» **ОТРЫВОК ТЕКСТА**

§

Интересно, что и на этот раз причиной моей отправки «в люди» послужили исторические события: папа был уволен из Консерватории в ходе кампании против «космополитизма» (1949 г.), и об отдыхе в композиторском Доме Творчества где-нибудь в Карелии или на Рижском взморье пришлось на некоторое время забыть. К удивлению родителей, я был в восторге от лагерной жизни и охотно остался на второй месяц. Помню, как ужаснули маму (из Москвы вызвавшую меня к телефону в кабинет директора, чтобы обсудить вопрос о второй смене) мои слова, что «добавки дают вволю». Она решила, что нас держат впроголодь.
Так или иначе, мой аппетит, а с ним и здоровая неприхотливость в пище остались при мне. Впрочем, неприхотливость не то слово. Вернее будет сказать — требовательная приверженность к привычному минимуму: хлебу с маслом, котлетам с картошкой, чаю с сахаром.
Мама готовила не очень хорошо, да и мало этим интересовалась. По возвращении из эвакуации, а тем более после войны, благосостояние семьи поправилось. Появились и часто сменялись домработницы, готовившие кто как. Особенно запомнилась одна довольно старая и неаппетитная женщина по имени Анна Максимовна Гилинис. Она поступила к нам по рекомендации, после смерти некого генерала, у которого долго служила сиделкой. Готовила она невкусно (при генерале ее функция состояла в том, чтобы развлекать его разговорами), в супе попадались и волосы, зато, подавая папе очередное блюдо, она приговаривала на полушепоте нечто совершенно доисторическое, откуда-то чуть ли не из Островского: «Кюшшяйте, кюшшяйте, Ваше превсс-дит-сство!»
Эта овеянная стариной формула всегда интриговала меня. Прикинув, что в 1950-м году Анне Максимовне было около шестидесяти, было нетрудно вычислить, что она вполне могла успеть до революции побывать в прислугах у какого-нибудь царского генерала или чиновника. Задуматься заставляла, однако, сохранность подобных старорежимных замашек несколько советских десятилетий спустя, наводившая на невероятную догадку, что величание «превосходительством» принято было и у одра советского военачальника. Кто знает, может быть, эта архаичность речи и обеспечила Анне Максимовне взятие на разговорную должность сиделки?! Наконец, не исключена была и возможность, что заставивший уважать себя генерал сам сохранился с царских времен, и таким образом перерыва в употреблении архиконсервативной формулы вообще не наступало.

§

» **ЗАДАНИЕ 1**
Перепишите из отрывка без изменений часть, которая открывается словами «Интересно, что и» и заканчивается словами «нас держат впроголодь.».
» **ЗАДАНИЕ 2**
Ответьте на вопросы по отрывку, каждый ответ с новой строки с той же буквой:
(a) В каком году отца уволили из Консерватории?
(b) Как звали домработницу, которая раньше служила сиделкой у генерала?
(c) Что входит в привычный минимум в еде?
» **ЗАДАНИЕ 3**
Определите, соответствует ли отрывку каждое утверждение. Ответьте «да» или «нет» и приведите решающие слова отрывка в кавычках.
(a) Мама хорошо готовила и очень этим интересовалась.
(b) Лагерная жизнь автору понравилась.
(c) При генерале Анна Максимовна должна была развлекать его разговорами.

» **ИСХОДНЫЕ ДАННЫЕ**

§

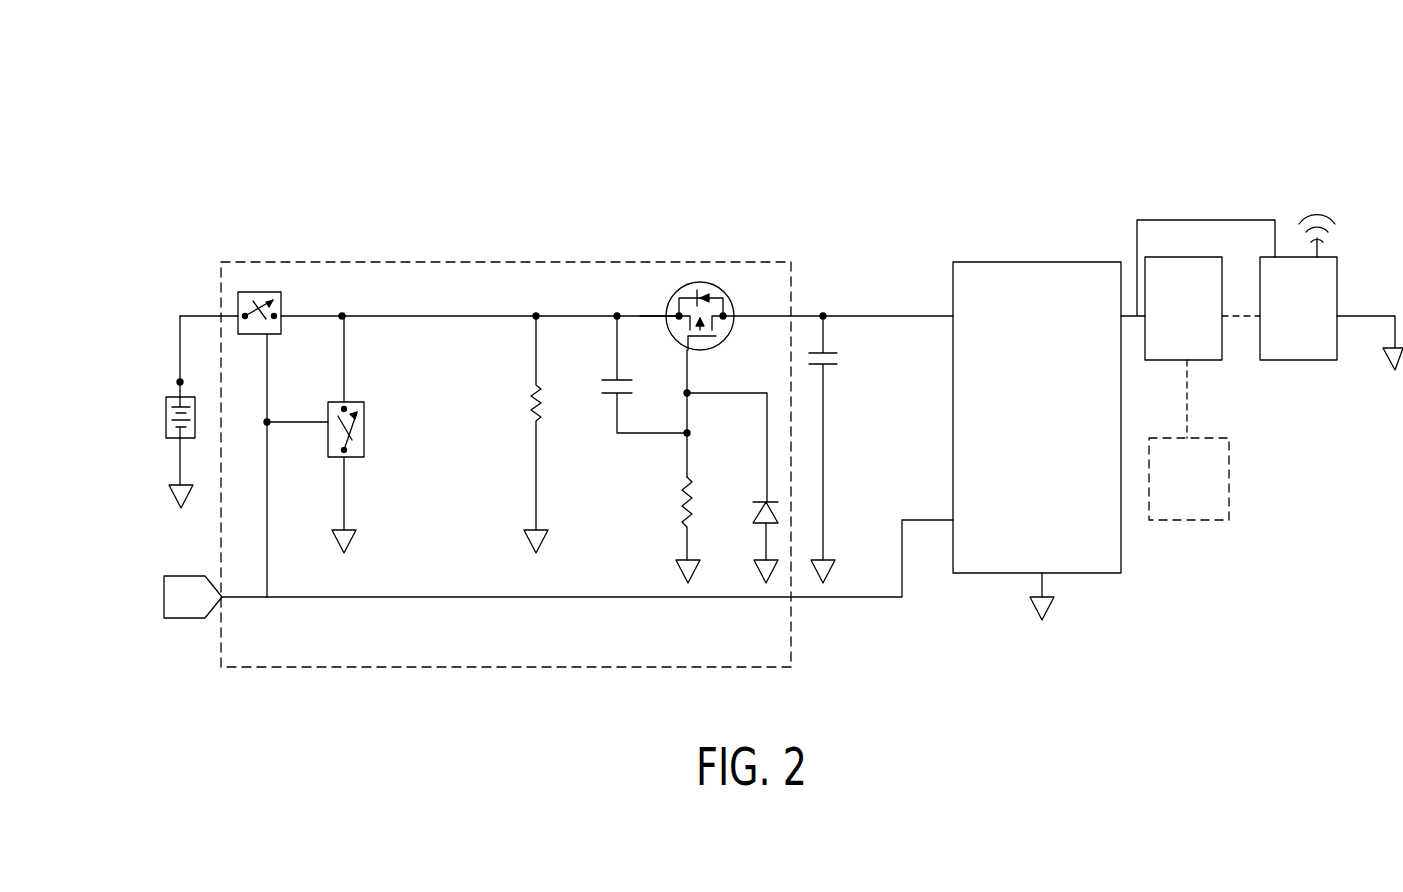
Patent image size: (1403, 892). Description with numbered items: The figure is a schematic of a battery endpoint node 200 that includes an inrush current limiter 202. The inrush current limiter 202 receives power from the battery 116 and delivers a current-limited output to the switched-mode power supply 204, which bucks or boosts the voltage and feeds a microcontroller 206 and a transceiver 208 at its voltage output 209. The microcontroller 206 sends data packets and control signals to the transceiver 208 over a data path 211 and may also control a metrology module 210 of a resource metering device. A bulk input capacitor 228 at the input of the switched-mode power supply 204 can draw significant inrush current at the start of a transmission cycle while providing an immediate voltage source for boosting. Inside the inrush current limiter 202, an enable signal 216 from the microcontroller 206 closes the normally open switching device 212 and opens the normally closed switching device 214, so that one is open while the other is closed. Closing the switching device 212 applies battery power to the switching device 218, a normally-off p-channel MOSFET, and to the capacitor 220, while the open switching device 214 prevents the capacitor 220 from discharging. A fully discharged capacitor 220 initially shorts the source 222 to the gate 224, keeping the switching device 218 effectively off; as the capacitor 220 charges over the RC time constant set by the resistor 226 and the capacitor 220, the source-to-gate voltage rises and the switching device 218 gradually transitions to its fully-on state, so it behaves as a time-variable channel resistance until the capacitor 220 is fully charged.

§

» **ОТВЕТ 1**
Интересно, что и на этот раз причиной моей отправки «в люди» послужили исторические события: папа был уволен из Консерватории в ходе кампании против «космополитизма» (1949 г.), и об отдыхе в композиторском Доме Творчества где-нибудь в Карелии или на Рижском взморье пришлось на некоторое время забыть. К удивлению родителей, я был в восторге от лагерной жизни и охотно остался на второй месяц. Помню, как ужаснули маму (из Москвы вызвавшую меня к телефону в кабинет директора, чтобы обсудить вопрос о второй смене) мои слова, что «добавки дают вволю». Она решила, что нас держат впроголодь.

» **ОТВЕТ 2**
(a) В 1949 году.
(b) Анна Максимовна Гилинис.
(c) Хлеб с маслом, котлеты с картошкой, чай с сахаром.

» **ОТВЕТ 3**
(a) Нет: «Мама готовила не очень хорошо, да и мало этим интересовалась».
(b) Да: «я был в восторге от лагерной жизни».
(c) Да: «при генерале ее функция состояла в том, чтобы развлекать его разговорами».